===== DATA FOR THE TASK

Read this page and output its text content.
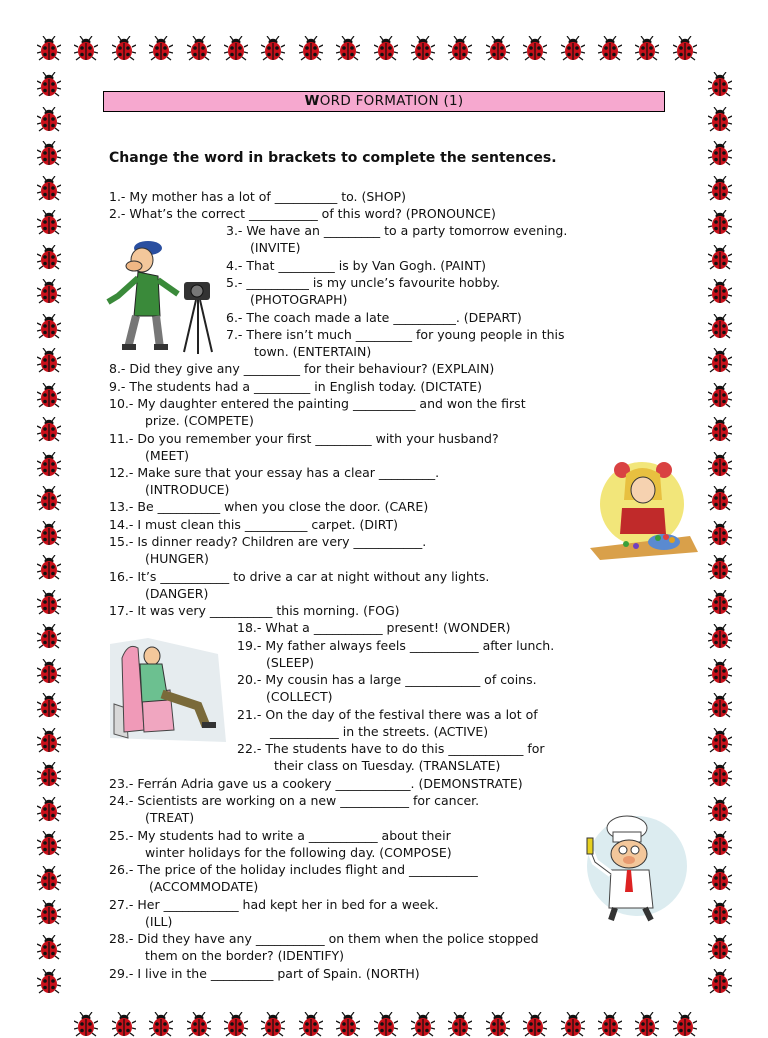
WORD FORMATION (1)
Change the word in brackets to complete the sentences.
1.- My mother has a lot of __________ to. (SHOP)
2.- What’s the correct ___________ of this word? (PRONOUNCE)
3.- We have an _________ to a party tomorrow evening.
(INVITE)
4.- That _________ is by Van Gogh. (PAINT)
5.- __________ is my uncle’s favourite hobby.
(PHOTOGRAPH)
6.- The coach made a late __________. (DEPART)
7.- There isn’t much _________ for young people in this
town. (ENTERTAIN)
8.- Did they give any _________ for their behaviour? (EXPLAIN)
9.- The students had a _________ in English today. (DICTATE)
10.- My daughter entered the painting __________ and won the first
prize. (COMPETE)
11.- Do you remember your first _________ with your husband?
(MEET)
12.- Make sure that your essay has a clear _________.
(INTRODUCE)
13.- Be __________ when you close the door. (CARE)
14.- I must clean this __________ carpet. (DIRT)
15.- Is dinner ready? Children are very ___________.
(HUNGER)
16.- It’s ___________ to drive a car at night without any lights.
(DANGER)
17.- It was very __________ this morning. (FOG)
18.- What a ___________ present! (WONDER)
19.- My father always feels ___________ after lunch.
(SLEEP)
20.- My cousin has a large ____________ of coins.
(COLLECT)
21.- On the day of the festival there was a lot of
___________ in the streets. (ACTIVE)
22.- The students have to do this ____________ for
their class on Tuesday. (TRANSLATE)
23.- Ferrán Adria gave us a cookery ____________. (DEMONSTRATE)
24.- Scientists are working on a new ___________ for cancer.
(TREAT)
25.- My students had to write a ___________ about their
winter holidays for the following day. (COMPOSE)
26.- The price of the holiday includes flight and ___________
(ACCOMMODATE)
27.- Her ____________ had kept her in bed for a week.
(ILL)
28.- Did they have any ___________ on them when the police stopped
them on the border? (IDENTIFY)
29.- I live in the __________ part of Spain. (NORTH)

==========

GOAL. Images should not appear in the copy; retype the listing above exactly.

EXERCISE SOLUTION.
Read this page and output its text content.
WORD FORMATION (1)
Change the word in brackets to complete the sentences.
1.- My mother has a lot of __________ to. (SHOP)
2.- What’s the correct ___________ of this word? (PRONOUNCE)
3.- We have an _________ to a party tomorrow evening.
(INVITE)
4.- That _________ is by Van Gogh. (PAINT)
5.- __________ is my uncle’s favourite hobby.
(PHOTOGRAPH)
6.- The coach made a late __________. (DEPART)
7.- There isn’t much _________ for young people in this
town. (ENTERTAIN)
8.- Did they give any _________ for their behaviour? (EXPLAIN)
9.- The students had a _________ in English today. (DICTATE)
10.- My daughter entered the painting __________ and won the first
prize. (COMPETE)
11.- Do you remember your first _________ with your husband?
(MEET)
12.- Make sure that your essay has a clear _________.
(INTRODUCE)
13.- Be __________ when you close the door. (CARE)
14.- I must clean this __________ carpet. (DIRT)
15.- Is dinner ready? Children are very ___________.
(HUNGER)
16.- It’s ___________ to drive a car at night without any lights.
(DANGER)
17.- It was very __________ this morning. (FOG)
18.- What a ___________ present! (WONDER)
19.- My father always feels ___________ after lunch.
(SLEEP)
20.- My cousin has a large ____________ of coins.
(COLLECT)
21.- On the day of the festival there was a lot of
___________ in the streets. (ACTIVE)
22.- The students have to do this ____________ for
their class on Tuesday. (TRANSLATE)
23.- Ferrán Adria gave us a cookery ____________. (DEMONSTRATE)
24.- Scientists are working on a new ___________ for cancer.
(TREAT)
25.- My students had to write a ___________ about their
winter holidays for the following day. (COMPOSE)
26.- The price of the holiday includes flight and ___________
(ACCOMMODATE)
27.- Her ____________ had kept her in bed for a week.
(ILL)
28.- Did they have any ___________ on them when the police stopped
them on the border? (IDENTIFY)
29.- I live in the __________ part of Spain. (NORTH)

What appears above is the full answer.